_THE PROBLEM:_ Locate the word "rate" in the material, then show every line that holds it.

_DATA FOR THIS EXERCISE:_
▬▬▬

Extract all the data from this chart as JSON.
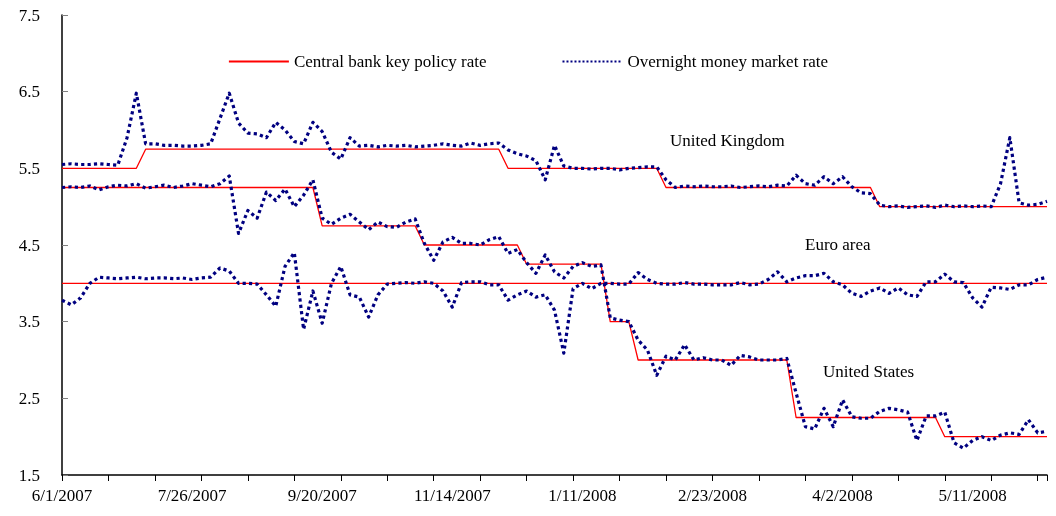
{
  "chart_data": {
    "type": "line",
    "categories": [
      "6/1/2007",
      null,
      null,
      null,
      null,
      null,
      null,
      null,
      null,
      null,
      null,
      null,
      null,
      null,
      "7/26/2007",
      null,
      null,
      null,
      null,
      null,
      null,
      null,
      null,
      null,
      null,
      null,
      null,
      null,
      "9/20/2007",
      null,
      null,
      null,
      null,
      null,
      null,
      null,
      null,
      null,
      null,
      null,
      null,
      null,
      "11/14/2007",
      null,
      null,
      null,
      null,
      null,
      null,
      null,
      null,
      null,
      null,
      null,
      null,
      null,
      "1/11/2008",
      null,
      null,
      null,
      null,
      null,
      null,
      null,
      null,
      null,
      null,
      null,
      null,
      null,
      "2/23/2008",
      null,
      null,
      null,
      null,
      null,
      null,
      null,
      null,
      null,
      null,
      null,
      null,
      null,
      "4/2/2008",
      null,
      null,
      null,
      null,
      null,
      null,
      null,
      null,
      null,
      null,
      null,
      null,
      null,
      "5/11/2008",
      null,
      null,
      null,
      null,
      null,
      null,
      null,
      null
    ],
    "ylim": [
      1.5,
      7.5
    ],
    "yticks": [
      1.5,
      2.5,
      3.5,
      4.5,
      5.5,
      6.5,
      7.5
    ],
    "legend": "top",
    "annotations": [
      "United Kingdom",
      "Euro area",
      "United States"
    ],
    "series": [
      {
        "name": "Central bank key policy rate",
        "color": "#ff0000",
        "line_style": "solid",
        "values": [
          5.5,
          5.5,
          5.5,
          5.5,
          5.5,
          5.5,
          5.5,
          5.5,
          5.5,
          5.75,
          5.75,
          5.75,
          5.75,
          5.75,
          5.75,
          5.75,
          5.75,
          5.75,
          5.75,
          5.75,
          5.75,
          5.75,
          5.75,
          5.75,
          5.75,
          5.75,
          5.75,
          5.75,
          5.75,
          5.75,
          5.75,
          5.75,
          5.75,
          5.75,
          5.75,
          5.75,
          5.75,
          5.75,
          5.75,
          5.75,
          5.75,
          5.75,
          5.75,
          5.75,
          5.75,
          5.75,
          5.75,
          5.75,
          5.5,
          5.5,
          5.5,
          5.5,
          5.5,
          5.5,
          5.5,
          5.5,
          5.5,
          5.5,
          5.5,
          5.5,
          5.5,
          5.5,
          5.5,
          5.5,
          5.5,
          5.25,
          5.25,
          5.25,
          5.25,
          5.25,
          5.25,
          5.25,
          5.25,
          5.25,
          5.25,
          5.25,
          5.25,
          5.25,
          5.25,
          5.25,
          5.25,
          5.25,
          5.25,
          5.25,
          5.25,
          5.25,
          5.25,
          5.25,
          5.0,
          5.0,
          5.0,
          5.0,
          5.0,
          5.0,
          5.0,
          5.0,
          5.0,
          5.0,
          5.0,
          5.0,
          5.0,
          5.0,
          5.0,
          5.0,
          5.0,
          5.0,
          5.0
        ]
      },
      {
        "color": "#ff0000",
        "line_style": "solid",
        "values": [
          4.0,
          4.0,
          4.0,
          4.0,
          4.0,
          4.0,
          4.0,
          4.0,
          4.0,
          4.0,
          4.0,
          4.0,
          4.0,
          4.0,
          4.0,
          4.0,
          4.0,
          4.0,
          4.0,
          4.0,
          4.0,
          4.0,
          4.0,
          4.0,
          4.0,
          4.0,
          4.0,
          4.0,
          4.0,
          4.0,
          4.0,
          4.0,
          4.0,
          4.0,
          4.0,
          4.0,
          4.0,
          4.0,
          4.0,
          4.0,
          4.0,
          4.0,
          4.0,
          4.0,
          4.0,
          4.0,
          4.0,
          4.0,
          4.0,
          4.0,
          4.0,
          4.0,
          4.0,
          4.0,
          4.0,
          4.0,
          4.0,
          4.0,
          4.0,
          4.0,
          4.0,
          4.0,
          4.0,
          4.0,
          4.0,
          4.0,
          4.0,
          4.0,
          4.0,
          4.0,
          4.0,
          4.0,
          4.0,
          4.0,
          4.0,
          4.0,
          4.0,
          4.0,
          4.0,
          4.0,
          4.0,
          4.0,
          4.0,
          4.0,
          4.0,
          4.0,
          4.0,
          4.0,
          4.0,
          4.0,
          4.0,
          4.0,
          4.0,
          4.0,
          4.0,
          4.0,
          4.0,
          4.0,
          4.0,
          4.0,
          4.0,
          4.0,
          4.0,
          4.0,
          4.0,
          4.0,
          4.0
        ]
      },
      {
        "color": "#ff0000",
        "line_style": "solid",
        "values": [
          5.25,
          5.25,
          5.25,
          5.25,
          5.25,
          5.25,
          5.25,
          5.25,
          5.25,
          5.25,
          5.25,
          5.25,
          5.25,
          5.25,
          5.25,
          5.25,
          5.25,
          5.25,
          5.25,
          5.25,
          5.25,
          5.25,
          5.25,
          5.25,
          5.25,
          5.25,
          5.25,
          5.25,
          4.75,
          4.75,
          4.75,
          4.75,
          4.75,
          4.75,
          4.75,
          4.75,
          4.75,
          4.75,
          4.75,
          4.5,
          4.5,
          4.5,
          4.5,
          4.5,
          4.5,
          4.5,
          4.5,
          4.5,
          4.5,
          4.5,
          4.25,
          4.25,
          4.25,
          4.25,
          4.25,
          4.25,
          4.25,
          4.25,
          4.25,
          3.5,
          3.5,
          3.5,
          3.0,
          3.0,
          3.0,
          3.0,
          3.0,
          3.0,
          3.0,
          3.0,
          3.0,
          3.0,
          3.0,
          3.0,
          3.0,
          3.0,
          3.0,
          3.0,
          3.0,
          2.25,
          2.25,
          2.25,
          2.25,
          2.25,
          2.25,
          2.25,
          2.25,
          2.25,
          2.25,
          2.25,
          2.25,
          2.25,
          2.25,
          2.25,
          2.25,
          2.0,
          2.0,
          2.0,
          2.0,
          2.0,
          2.0,
          2.0,
          2.0,
          2.0,
          2.0,
          2.0,
          2.0
        ]
      },
      {
        "name": "Overnight money market rate",
        "color": "#000080",
        "line_style": "dotted",
        "values": [
          5.55,
          5.56,
          5.55,
          5.55,
          5.56,
          5.55,
          5.54,
          5.9,
          6.48,
          5.82,
          5.82,
          5.8,
          5.8,
          5.79,
          5.79,
          5.8,
          5.82,
          6.15,
          6.48,
          6.09,
          5.96,
          5.95,
          5.9,
          6.1,
          6.0,
          5.85,
          5.82,
          6.1,
          5.98,
          5.71,
          5.62,
          5.9,
          5.79,
          5.8,
          5.78,
          5.8,
          5.79,
          5.8,
          5.78,
          5.79,
          5.8,
          5.82,
          5.8,
          5.79,
          5.83,
          5.8,
          5.82,
          5.83,
          5.74,
          5.69,
          5.66,
          5.6,
          5.35,
          5.8,
          5.53,
          5.5,
          5.5,
          5.49,
          5.5,
          5.5,
          5.48,
          5.5,
          5.51,
          5.52,
          5.52,
          5.35,
          5.25,
          5.27,
          5.26,
          5.27,
          5.26,
          5.26,
          5.27,
          5.25,
          5.26,
          5.27,
          5.26,
          5.28,
          5.27,
          5.41,
          5.3,
          5.28,
          5.39,
          5.3,
          5.39,
          5.26,
          5.18,
          5.17,
          5.02,
          5.0,
          5.01,
          4.99,
          5.0,
          5.01,
          4.99,
          5.02,
          5.0,
          5.01,
          5.0,
          5.01,
          5.0,
          5.3,
          5.9,
          5.05,
          5.02,
          5.03,
          5.07
        ]
      },
      {
        "color": "#000080",
        "line_style": "dotted",
        "values": [
          3.78,
          3.72,
          3.81,
          4.0,
          4.08,
          4.07,
          4.06,
          4.07,
          4.08,
          4.06,
          4.07,
          4.07,
          4.06,
          4.07,
          4.05,
          4.07,
          4.08,
          4.2,
          4.16,
          4.0,
          4.0,
          3.99,
          3.85,
          3.7,
          4.22,
          4.4,
          3.4,
          3.9,
          3.48,
          4.0,
          4.22,
          3.85,
          3.82,
          3.56,
          3.85,
          3.99,
          4.0,
          4.01,
          4.0,
          4.02,
          4.0,
          3.9,
          3.69,
          4.01,
          4.02,
          4.02,
          3.98,
          3.98,
          3.78,
          3.85,
          3.9,
          3.82,
          3.85,
          3.65,
          3.09,
          3.93,
          4.0,
          3.93,
          4.0,
          4.0,
          3.99,
          3.99,
          4.14,
          4.05,
          4.0,
          3.99,
          3.99,
          4.01,
          3.99,
          3.99,
          3.98,
          3.98,
          3.98,
          4.01,
          3.98,
          3.99,
          4.05,
          4.15,
          4.02,
          4.07,
          4.1,
          4.1,
          4.13,
          4.02,
          3.98,
          3.87,
          3.83,
          3.9,
          3.94,
          3.87,
          3.94,
          3.85,
          3.83,
          4.02,
          4.02,
          4.12,
          4.02,
          4.01,
          3.81,
          3.69,
          3.95,
          3.94,
          3.92,
          3.98,
          3.98,
          4.05,
          4.08
        ]
      },
      {
        "color": "#000080",
        "line_style": "dotted",
        "values": [
          5.25,
          5.26,
          5.25,
          5.27,
          5.22,
          5.26,
          5.28,
          5.27,
          5.3,
          5.24,
          5.26,
          5.28,
          5.25,
          5.27,
          5.3,
          5.28,
          5.26,
          5.3,
          5.4,
          4.65,
          4.95,
          4.85,
          5.19,
          5.08,
          5.23,
          5.0,
          5.15,
          5.35,
          4.85,
          4.77,
          4.85,
          4.9,
          4.8,
          4.7,
          4.8,
          4.74,
          4.73,
          4.8,
          4.84,
          4.52,
          4.3,
          4.54,
          4.6,
          4.52,
          4.52,
          4.5,
          4.57,
          4.61,
          4.39,
          4.44,
          4.27,
          4.13,
          4.37,
          4.15,
          4.07,
          4.22,
          4.27,
          4.22,
          4.24,
          3.55,
          3.52,
          3.5,
          3.26,
          3.13,
          2.8,
          3.05,
          3.0,
          3.2,
          3.0,
          3.03,
          3.0,
          3.0,
          2.93,
          3.06,
          3.04,
          3.0,
          3.0,
          3.0,
          3.02,
          2.57,
          2.13,
          2.1,
          2.37,
          2.13,
          2.48,
          2.26,
          2.24,
          2.24,
          2.33,
          2.37,
          2.35,
          2.32,
          1.95,
          2.27,
          2.27,
          2.32,
          1.92,
          1.85,
          1.95,
          2.0,
          1.95,
          2.02,
          2.05,
          2.03,
          2.22,
          2.05,
          2.07
        ]
      }
    ]
  }
}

▬▬▬

_EXPECTED ANSWER:_
        "name": "Central bank key policy rate",
        "name": "Overnight money market rate",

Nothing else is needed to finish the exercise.